● Stated exercise
Copy out every line of the listing, starting at the one containing "805, 1452, 1199]" and going down to the one containing "266, 2196, 332]", with both of those lines included.

(Region and label listings)
----

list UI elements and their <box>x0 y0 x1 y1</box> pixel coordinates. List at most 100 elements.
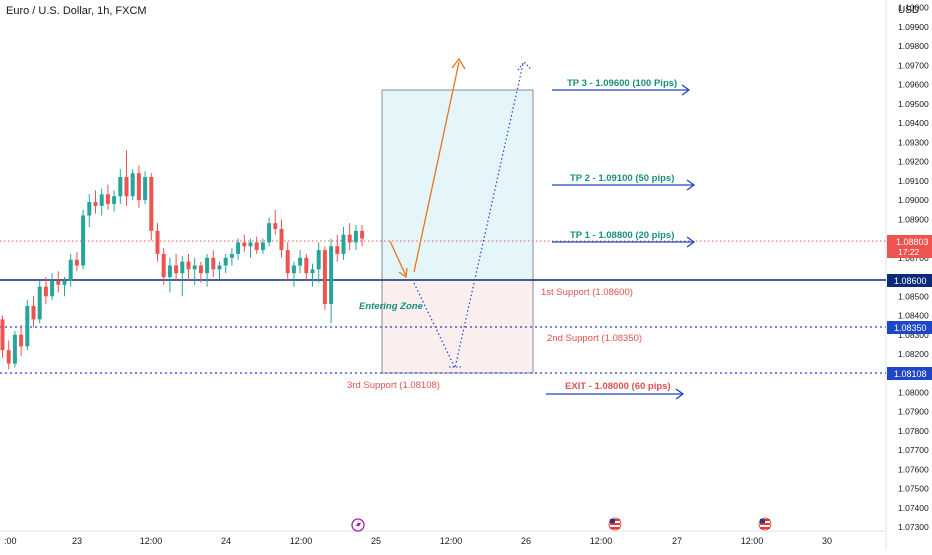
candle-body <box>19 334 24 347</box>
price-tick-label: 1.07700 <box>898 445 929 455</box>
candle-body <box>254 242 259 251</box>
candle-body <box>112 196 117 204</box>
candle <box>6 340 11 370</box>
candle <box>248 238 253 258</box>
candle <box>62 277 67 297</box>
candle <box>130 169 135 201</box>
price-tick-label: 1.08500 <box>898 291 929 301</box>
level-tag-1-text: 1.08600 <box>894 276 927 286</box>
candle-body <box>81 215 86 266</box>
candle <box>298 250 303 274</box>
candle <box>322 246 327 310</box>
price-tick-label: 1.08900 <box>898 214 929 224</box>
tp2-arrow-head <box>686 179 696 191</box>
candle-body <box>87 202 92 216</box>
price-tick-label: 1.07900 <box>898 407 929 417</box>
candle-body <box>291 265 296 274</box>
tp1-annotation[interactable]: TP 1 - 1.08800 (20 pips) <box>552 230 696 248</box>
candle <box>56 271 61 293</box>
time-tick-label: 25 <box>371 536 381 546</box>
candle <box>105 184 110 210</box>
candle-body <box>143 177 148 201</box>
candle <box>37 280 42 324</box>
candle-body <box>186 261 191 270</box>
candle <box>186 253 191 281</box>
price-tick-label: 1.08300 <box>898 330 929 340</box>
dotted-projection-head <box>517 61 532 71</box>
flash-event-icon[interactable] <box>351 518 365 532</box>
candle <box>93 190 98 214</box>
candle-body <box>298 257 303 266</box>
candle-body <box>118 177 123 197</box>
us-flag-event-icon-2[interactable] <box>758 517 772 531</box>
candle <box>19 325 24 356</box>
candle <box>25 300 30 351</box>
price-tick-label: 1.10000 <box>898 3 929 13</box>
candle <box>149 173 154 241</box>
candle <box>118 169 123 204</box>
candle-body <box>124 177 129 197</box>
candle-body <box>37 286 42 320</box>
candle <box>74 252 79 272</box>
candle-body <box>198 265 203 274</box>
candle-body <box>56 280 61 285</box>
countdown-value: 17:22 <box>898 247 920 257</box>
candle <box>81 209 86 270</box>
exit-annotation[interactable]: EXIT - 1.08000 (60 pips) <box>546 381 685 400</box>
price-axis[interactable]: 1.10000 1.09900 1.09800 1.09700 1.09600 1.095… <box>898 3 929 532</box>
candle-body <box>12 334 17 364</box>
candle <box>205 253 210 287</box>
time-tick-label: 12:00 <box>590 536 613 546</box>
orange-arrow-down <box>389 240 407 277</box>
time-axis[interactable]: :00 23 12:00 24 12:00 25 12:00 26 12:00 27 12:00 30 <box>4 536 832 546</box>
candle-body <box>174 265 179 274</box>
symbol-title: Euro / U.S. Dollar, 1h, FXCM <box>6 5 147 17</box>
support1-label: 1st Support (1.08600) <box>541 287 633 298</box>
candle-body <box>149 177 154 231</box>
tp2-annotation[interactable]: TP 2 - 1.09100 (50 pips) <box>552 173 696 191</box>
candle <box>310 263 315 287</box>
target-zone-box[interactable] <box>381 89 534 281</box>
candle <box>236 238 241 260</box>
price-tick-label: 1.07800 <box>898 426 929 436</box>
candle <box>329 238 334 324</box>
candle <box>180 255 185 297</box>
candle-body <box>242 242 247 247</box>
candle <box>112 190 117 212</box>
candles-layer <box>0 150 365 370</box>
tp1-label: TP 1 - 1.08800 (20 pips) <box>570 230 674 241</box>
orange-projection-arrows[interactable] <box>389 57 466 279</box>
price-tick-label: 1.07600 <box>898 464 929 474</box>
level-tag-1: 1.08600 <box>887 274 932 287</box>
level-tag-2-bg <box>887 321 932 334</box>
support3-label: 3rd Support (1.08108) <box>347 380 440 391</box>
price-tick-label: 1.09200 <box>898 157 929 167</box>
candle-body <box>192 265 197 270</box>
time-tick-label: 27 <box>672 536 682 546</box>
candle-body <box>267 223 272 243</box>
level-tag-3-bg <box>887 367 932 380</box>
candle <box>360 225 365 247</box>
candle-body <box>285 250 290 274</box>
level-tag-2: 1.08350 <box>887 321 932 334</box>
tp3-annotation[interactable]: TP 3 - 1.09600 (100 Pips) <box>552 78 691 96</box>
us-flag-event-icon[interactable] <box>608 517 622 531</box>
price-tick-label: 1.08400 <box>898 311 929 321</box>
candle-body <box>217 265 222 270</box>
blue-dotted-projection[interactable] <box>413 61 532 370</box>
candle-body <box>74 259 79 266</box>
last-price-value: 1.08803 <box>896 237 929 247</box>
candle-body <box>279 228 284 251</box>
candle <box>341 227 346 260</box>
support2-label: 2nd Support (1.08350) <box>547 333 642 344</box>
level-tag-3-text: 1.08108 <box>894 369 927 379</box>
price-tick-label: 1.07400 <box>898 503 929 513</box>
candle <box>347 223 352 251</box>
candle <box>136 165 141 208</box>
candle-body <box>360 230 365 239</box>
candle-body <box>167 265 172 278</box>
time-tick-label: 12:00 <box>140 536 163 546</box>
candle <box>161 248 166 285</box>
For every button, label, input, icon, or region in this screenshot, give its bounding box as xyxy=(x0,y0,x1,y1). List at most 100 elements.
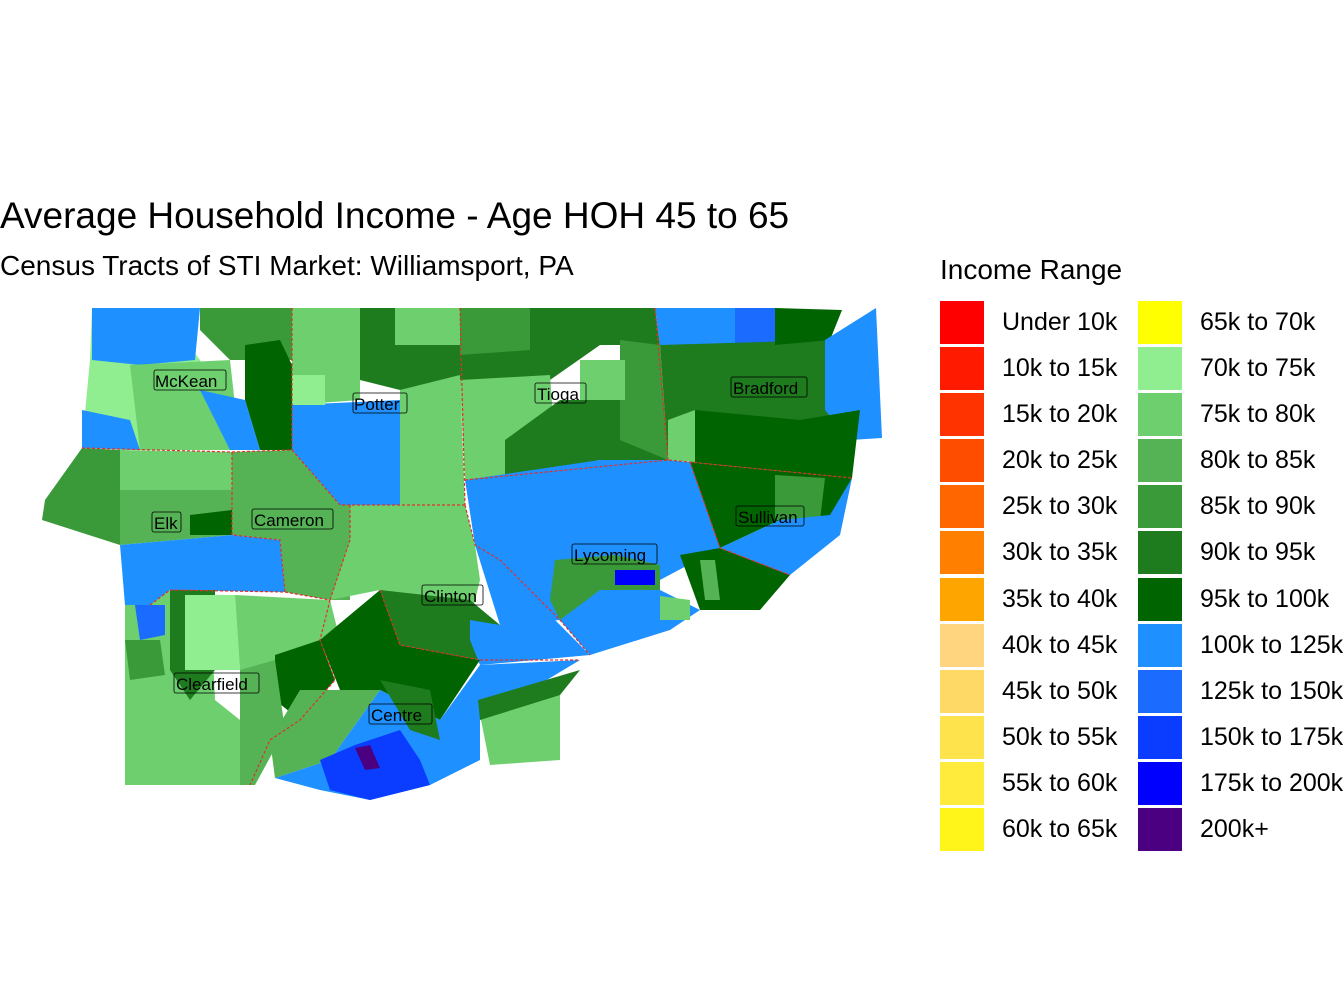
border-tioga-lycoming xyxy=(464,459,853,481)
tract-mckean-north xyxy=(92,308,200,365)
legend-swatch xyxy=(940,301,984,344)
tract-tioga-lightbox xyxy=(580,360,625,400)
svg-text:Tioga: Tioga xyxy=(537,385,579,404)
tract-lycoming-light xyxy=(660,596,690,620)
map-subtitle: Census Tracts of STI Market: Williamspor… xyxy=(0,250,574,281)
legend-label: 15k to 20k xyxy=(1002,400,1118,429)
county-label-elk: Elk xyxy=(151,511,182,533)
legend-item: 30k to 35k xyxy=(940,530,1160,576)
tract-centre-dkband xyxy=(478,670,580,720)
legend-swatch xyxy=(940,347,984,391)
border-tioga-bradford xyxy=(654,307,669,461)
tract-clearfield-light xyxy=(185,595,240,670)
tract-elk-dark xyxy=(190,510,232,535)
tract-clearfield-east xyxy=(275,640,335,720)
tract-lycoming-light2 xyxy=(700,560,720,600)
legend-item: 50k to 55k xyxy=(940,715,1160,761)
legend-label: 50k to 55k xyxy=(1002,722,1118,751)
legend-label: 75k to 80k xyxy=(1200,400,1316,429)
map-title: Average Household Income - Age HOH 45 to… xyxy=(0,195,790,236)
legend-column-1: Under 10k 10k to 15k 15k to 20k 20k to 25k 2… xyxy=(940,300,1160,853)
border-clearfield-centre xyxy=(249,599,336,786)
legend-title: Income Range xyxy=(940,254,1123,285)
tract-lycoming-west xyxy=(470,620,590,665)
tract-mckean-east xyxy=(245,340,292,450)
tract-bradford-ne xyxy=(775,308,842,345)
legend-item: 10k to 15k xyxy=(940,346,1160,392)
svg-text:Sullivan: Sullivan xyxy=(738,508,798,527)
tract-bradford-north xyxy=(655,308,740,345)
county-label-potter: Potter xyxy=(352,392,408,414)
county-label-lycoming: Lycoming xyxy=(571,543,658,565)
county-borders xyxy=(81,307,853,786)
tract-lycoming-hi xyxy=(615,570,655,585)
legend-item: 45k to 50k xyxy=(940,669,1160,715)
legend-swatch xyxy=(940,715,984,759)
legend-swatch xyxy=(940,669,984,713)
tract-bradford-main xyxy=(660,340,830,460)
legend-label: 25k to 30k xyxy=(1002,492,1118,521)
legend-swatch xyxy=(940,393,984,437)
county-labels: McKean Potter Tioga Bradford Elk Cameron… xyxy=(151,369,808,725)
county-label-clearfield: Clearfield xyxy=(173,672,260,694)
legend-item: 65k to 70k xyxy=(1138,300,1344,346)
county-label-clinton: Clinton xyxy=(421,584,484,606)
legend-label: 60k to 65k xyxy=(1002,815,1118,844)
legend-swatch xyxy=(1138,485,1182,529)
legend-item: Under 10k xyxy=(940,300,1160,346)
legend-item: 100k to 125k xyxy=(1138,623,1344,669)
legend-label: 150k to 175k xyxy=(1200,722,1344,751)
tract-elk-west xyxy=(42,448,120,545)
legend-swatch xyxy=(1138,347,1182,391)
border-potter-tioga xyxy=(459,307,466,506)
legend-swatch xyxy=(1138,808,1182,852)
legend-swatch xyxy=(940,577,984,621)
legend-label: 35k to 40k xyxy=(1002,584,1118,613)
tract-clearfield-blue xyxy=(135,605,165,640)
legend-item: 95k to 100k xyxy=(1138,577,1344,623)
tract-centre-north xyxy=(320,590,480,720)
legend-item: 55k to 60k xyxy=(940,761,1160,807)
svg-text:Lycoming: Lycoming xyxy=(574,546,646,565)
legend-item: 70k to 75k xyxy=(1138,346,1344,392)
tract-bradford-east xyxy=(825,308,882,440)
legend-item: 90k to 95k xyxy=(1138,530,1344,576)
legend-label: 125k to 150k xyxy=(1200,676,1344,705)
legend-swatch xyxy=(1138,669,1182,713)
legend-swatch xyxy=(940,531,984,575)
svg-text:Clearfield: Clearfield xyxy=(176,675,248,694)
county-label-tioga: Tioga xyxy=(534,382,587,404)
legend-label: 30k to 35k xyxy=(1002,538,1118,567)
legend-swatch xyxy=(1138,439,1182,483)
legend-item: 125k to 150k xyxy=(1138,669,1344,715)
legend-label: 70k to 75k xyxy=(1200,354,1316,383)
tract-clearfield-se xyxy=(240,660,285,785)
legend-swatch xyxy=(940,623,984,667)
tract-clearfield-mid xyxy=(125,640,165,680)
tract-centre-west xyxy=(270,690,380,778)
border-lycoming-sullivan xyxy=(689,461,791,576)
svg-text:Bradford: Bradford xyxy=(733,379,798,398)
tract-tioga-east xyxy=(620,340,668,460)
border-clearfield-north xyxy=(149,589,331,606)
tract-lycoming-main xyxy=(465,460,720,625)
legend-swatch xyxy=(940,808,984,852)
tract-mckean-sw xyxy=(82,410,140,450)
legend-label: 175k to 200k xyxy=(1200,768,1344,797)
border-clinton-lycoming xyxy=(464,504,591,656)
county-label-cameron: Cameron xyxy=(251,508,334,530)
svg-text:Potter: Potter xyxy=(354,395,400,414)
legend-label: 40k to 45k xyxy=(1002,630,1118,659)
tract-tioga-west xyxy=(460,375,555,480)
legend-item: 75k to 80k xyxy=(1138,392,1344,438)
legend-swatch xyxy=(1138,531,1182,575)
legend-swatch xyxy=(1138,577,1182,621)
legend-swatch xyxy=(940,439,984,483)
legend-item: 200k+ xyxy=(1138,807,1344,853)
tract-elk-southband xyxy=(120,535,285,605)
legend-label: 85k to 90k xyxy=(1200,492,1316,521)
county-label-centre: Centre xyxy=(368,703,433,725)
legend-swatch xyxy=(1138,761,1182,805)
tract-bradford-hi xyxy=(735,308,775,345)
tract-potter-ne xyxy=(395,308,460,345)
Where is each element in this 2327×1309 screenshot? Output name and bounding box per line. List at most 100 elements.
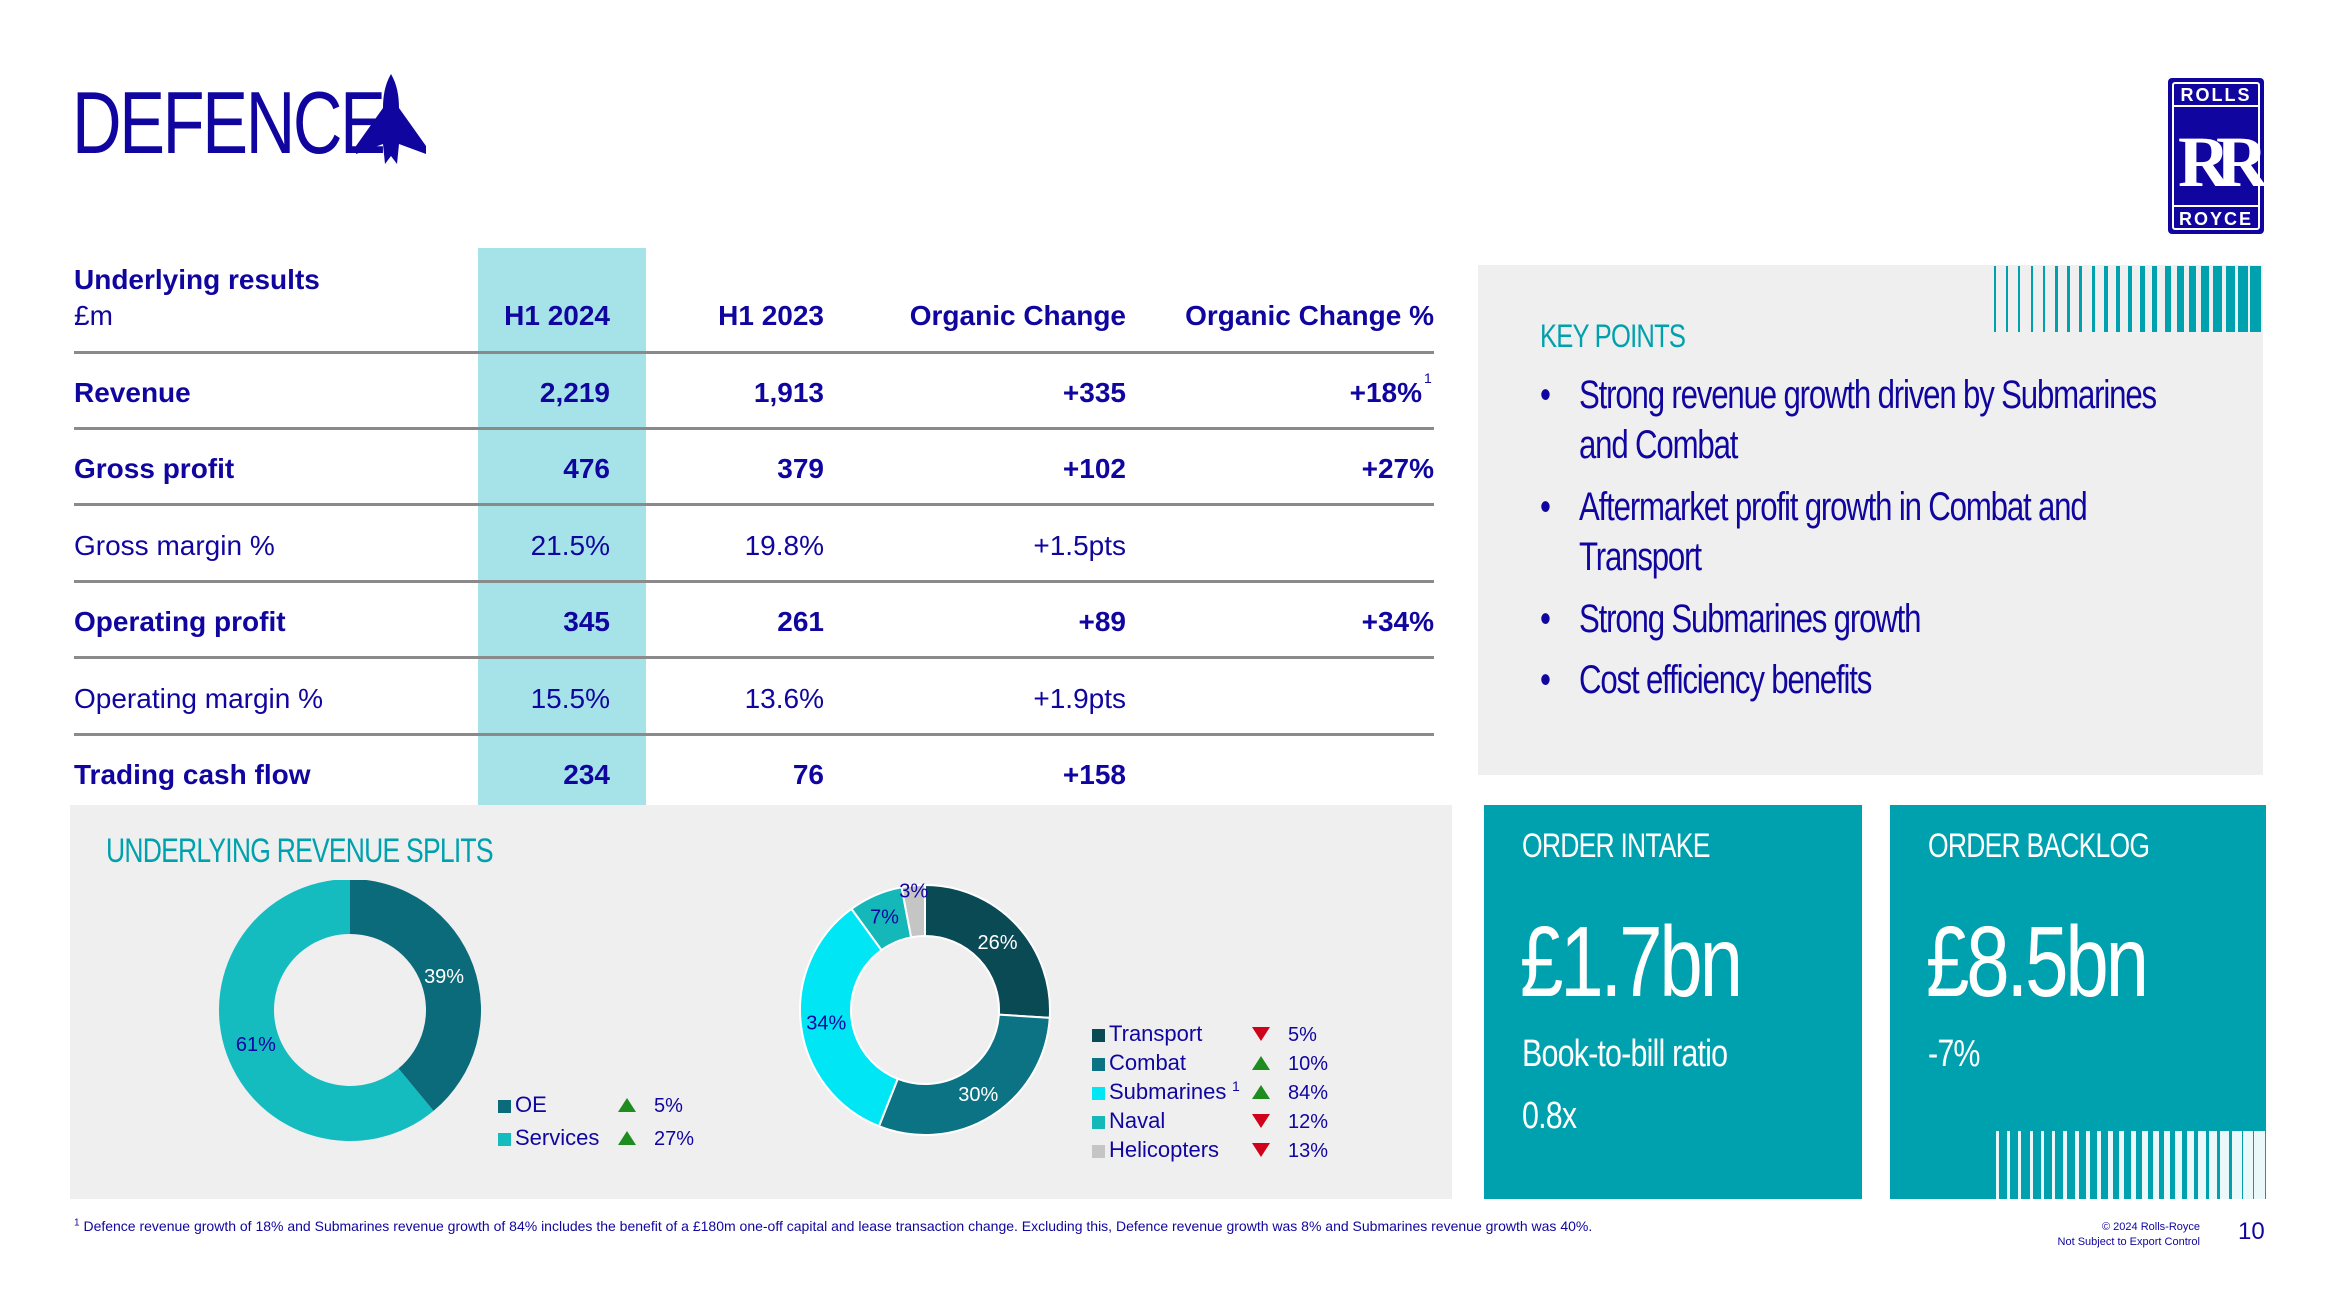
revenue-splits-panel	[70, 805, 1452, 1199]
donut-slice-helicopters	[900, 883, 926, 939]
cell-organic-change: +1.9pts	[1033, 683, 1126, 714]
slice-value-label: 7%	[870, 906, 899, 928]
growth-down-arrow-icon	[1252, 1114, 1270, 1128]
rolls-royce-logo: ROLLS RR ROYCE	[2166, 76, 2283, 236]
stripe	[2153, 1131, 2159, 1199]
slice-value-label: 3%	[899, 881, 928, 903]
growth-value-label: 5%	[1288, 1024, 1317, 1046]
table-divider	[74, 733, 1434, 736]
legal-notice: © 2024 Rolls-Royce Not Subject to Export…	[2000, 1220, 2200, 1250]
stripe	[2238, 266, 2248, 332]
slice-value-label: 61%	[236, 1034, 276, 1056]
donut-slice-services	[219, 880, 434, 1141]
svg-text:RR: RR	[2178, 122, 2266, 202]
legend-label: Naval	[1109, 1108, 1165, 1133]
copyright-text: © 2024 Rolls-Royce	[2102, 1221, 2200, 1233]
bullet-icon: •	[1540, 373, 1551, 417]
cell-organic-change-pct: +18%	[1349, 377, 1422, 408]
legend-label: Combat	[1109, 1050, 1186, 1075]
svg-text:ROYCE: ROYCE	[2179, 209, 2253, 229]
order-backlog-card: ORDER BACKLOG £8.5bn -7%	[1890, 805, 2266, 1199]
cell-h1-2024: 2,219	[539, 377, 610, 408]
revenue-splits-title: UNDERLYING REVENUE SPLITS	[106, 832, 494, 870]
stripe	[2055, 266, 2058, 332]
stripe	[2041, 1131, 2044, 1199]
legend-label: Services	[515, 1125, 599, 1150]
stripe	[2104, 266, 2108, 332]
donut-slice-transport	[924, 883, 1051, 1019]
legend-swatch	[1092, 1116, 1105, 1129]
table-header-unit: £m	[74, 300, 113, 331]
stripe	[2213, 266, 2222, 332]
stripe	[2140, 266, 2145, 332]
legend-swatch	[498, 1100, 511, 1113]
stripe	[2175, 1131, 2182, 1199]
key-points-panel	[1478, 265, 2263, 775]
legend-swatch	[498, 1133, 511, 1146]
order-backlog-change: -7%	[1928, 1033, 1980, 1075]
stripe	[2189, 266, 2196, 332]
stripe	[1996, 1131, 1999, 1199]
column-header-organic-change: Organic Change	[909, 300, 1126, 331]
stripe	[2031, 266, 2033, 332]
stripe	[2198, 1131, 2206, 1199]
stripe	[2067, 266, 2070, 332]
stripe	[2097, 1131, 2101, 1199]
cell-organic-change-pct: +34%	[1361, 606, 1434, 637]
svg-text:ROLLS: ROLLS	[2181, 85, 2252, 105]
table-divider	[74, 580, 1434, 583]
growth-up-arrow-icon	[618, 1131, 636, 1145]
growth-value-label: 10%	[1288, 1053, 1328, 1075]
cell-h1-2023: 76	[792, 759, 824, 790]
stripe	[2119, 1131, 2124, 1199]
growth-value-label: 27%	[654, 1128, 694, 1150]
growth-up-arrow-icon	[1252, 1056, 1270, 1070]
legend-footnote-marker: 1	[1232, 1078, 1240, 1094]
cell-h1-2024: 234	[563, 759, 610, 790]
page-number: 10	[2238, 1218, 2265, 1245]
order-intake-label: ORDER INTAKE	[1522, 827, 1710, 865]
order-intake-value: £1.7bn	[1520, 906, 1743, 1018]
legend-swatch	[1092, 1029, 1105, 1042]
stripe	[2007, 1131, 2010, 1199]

----

● Written answer
revenue-splits-panel	[70, 805, 1452, 1199]
donut-slice-helicopters	[900, 883, 926, 939]
cell-organic-change: +1.9pts	[1033, 683, 1126, 714]
slice-value-label: 7%	[870, 906, 899, 928]
growth-down-arrow-icon	[1252, 1114, 1270, 1128]
rolls-royce-logo: ROLLS RR ROYCE	[2166, 76, 2283, 236]
stripe	[2153, 1131, 2159, 1199]
slice-value-label: 3%	[899, 881, 928, 903]
growth-value-label: 5%	[1288, 1024, 1317, 1046]
table-divider	[74, 733, 1434, 736]
legal-notice: © 2024 Rolls-Royce Not Subject to Export…	[2000, 1220, 2200, 1250]
stripe	[2238, 266, 2248, 332]
slice-value-label: 61%	[236, 1034, 276, 1056]
donut-slice-services	[219, 880, 434, 1141]
svg-text:RR: RR	[2178, 122, 2266, 202]
legend-label: Naval	[1109, 1108, 1165, 1133]
copyright-text: © 2024 Rolls-Royce	[2102, 1221, 2200, 1233]
bullet-icon: •	[1540, 373, 1551, 417]
cell-organic-change-pct: +18%	[1349, 377, 1422, 408]
legend-label: Combat	[1109, 1050, 1186, 1075]
svg-text:ROYCE: ROYCE	[2179, 209, 2253, 229]
order-backlog-card: ORDER BACKLOG £8.5bn -7%	[1890, 805, 2266, 1199]
cell-h1-2024: 2,219	[539, 377, 610, 408]
revenue-splits-title: UNDERLYING REVENUE SPLITS	[106, 832, 494, 870]
stripe	[2055, 266, 2058, 332]
stripe	[2041, 1131, 2044, 1199]
legend-label: Services	[515, 1125, 599, 1150]
stripe	[2104, 266, 2108, 332]
donut-slice-transport	[924, 883, 1051, 1019]
legend-swatch	[1092, 1116, 1105, 1129]
table-header-unit: £m	[74, 300, 113, 331]
stripe	[2213, 266, 2222, 332]
stripe	[2140, 266, 2145, 332]
legend-swatch	[498, 1100, 511, 1113]
stripe	[2175, 1131, 2182, 1199]
key-points-panel	[1478, 265, 2263, 775]
legend-swatch	[498, 1133, 511, 1146]
order-backlog-change: -7%	[1928, 1033, 1980, 1075]
stripe	[2189, 266, 2196, 332]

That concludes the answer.